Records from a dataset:
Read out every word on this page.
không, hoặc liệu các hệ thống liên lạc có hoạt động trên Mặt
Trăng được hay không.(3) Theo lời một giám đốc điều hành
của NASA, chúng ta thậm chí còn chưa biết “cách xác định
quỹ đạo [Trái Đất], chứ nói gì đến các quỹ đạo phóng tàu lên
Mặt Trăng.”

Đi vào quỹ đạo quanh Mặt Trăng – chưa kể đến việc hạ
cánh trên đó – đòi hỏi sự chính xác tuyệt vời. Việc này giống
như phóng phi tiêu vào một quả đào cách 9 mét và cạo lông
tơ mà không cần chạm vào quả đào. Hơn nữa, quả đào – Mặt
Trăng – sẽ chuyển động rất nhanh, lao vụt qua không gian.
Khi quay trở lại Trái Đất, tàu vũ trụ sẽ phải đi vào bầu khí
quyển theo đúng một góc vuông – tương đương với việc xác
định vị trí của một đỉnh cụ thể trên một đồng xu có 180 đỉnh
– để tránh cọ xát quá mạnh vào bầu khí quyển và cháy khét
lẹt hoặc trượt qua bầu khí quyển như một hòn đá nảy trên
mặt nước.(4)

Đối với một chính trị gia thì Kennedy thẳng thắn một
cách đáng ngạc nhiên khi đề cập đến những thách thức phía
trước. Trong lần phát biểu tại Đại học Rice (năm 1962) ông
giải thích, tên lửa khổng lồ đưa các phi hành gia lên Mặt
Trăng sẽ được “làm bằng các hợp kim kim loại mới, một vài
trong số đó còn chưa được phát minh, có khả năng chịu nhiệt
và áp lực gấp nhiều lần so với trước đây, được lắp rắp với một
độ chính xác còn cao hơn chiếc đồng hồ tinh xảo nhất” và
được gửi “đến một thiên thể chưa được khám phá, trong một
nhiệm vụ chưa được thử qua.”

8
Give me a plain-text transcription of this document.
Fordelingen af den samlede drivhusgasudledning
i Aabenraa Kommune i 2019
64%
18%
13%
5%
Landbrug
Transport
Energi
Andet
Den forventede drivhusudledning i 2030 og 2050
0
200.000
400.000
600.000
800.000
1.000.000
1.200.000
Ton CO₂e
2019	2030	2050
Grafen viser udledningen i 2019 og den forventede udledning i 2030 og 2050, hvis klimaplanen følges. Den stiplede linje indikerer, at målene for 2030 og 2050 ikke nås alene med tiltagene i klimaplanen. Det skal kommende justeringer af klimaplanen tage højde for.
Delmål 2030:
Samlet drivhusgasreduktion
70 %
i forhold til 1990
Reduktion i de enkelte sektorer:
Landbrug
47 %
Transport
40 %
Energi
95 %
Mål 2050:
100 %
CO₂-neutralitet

**PROBLEM**
Repeat the entries above exactly, leaving nothing out.

**WRITTEN RESPONSE**
Read out every word on this page.
không, hoặc liệu các hệ thống liên lạc có hoạt động trên Mặt
Trăng được hay không.(3) Theo lời một giám đốc điều hành
của NASA, chúng ta thậm chí còn chưa biết “cách xác định
quỹ đạo [Trái Đất], chứ nói gì đến các quỹ đạo phóng tàu lên
Mặt Trăng.”

Đi vào quỹ đạo quanh Mặt Trăng – chưa kể đến việc hạ
cánh trên đó – đòi hỏi sự chính xác tuyệt vời. Việc này giống
như phóng phi tiêu vào một quả đào cách 9 mét và cạo lông
tơ mà không cần chạm vào quả đào. Hơn nữa, quả đào – Mặt
Trăng – sẽ chuyển động rất nhanh, lao vụt qua không gian.
Khi quay trở lại Trái Đất, tàu vũ trụ sẽ phải đi vào bầu khí
quyển theo đúng một góc vuông – tương đương với việc xác
định vị trí của một đỉnh cụ thể trên một đồng xu có 180 đỉnh
– để tránh cọ xát quá mạnh vào bầu khí quyển và cháy khét
lẹt hoặc trượt qua bầu khí quyển như một hòn đá nảy trên
mặt nước.(4)

Đối với một chính trị gia thì Kennedy thẳng thắn một
cách đáng ngạc nhiên khi đề cập đến những thách thức phía
trước. Trong lần phát biểu tại Đại học Rice (năm 1962) ông
giải thích, tên lửa khổng lồ đưa các phi hành gia lên Mặt
Trăng sẽ được “làm bằng các hợp kim kim loại mới, một vài
trong số đó còn chưa được phát minh, có khả năng chịu nhiệt
và áp lực gấp nhiều lần so với trước đây, được lắp rắp với một
độ chính xác còn cao hơn chiếc đồng hồ tinh xảo nhất” và
được gửi “đến một thiên thể chưa được khám phá, trong một
nhiệm vụ chưa được thử qua.”

8
Give me a plain-text transcription of this document.
Fordelingen af den samlede drivhusgasudledning
i Aabenraa Kommune i 2019
64%
18%
13%
5%
Landbrug
Transport
Energi
Andet
Den forventede drivhusudledning i 2030 og 2050
0
200.000
400.000
600.000
800.000
1.000.000
1.200.000
Ton CO₂e
2019	2030	2050
Grafen viser udledningen i 2019 og den forventede udledning i 2030 og 2050, hvis klimaplanen følges. Den stiplede linje indikerer, at målene for 2030 og 2050 ikke nås alene med tiltagene i klimaplanen. Det skal kommende justeringer af klimaplanen tage højde for.
Delmål 2030:
Samlet drivhusgasreduktion
70 %
i forhold til 1990
Reduktion i de enkelte sektorer:
Landbrug
47 %
Transport
40 %
Energi
95 %
Mål 2050:
100 %
CO₂-neutralitet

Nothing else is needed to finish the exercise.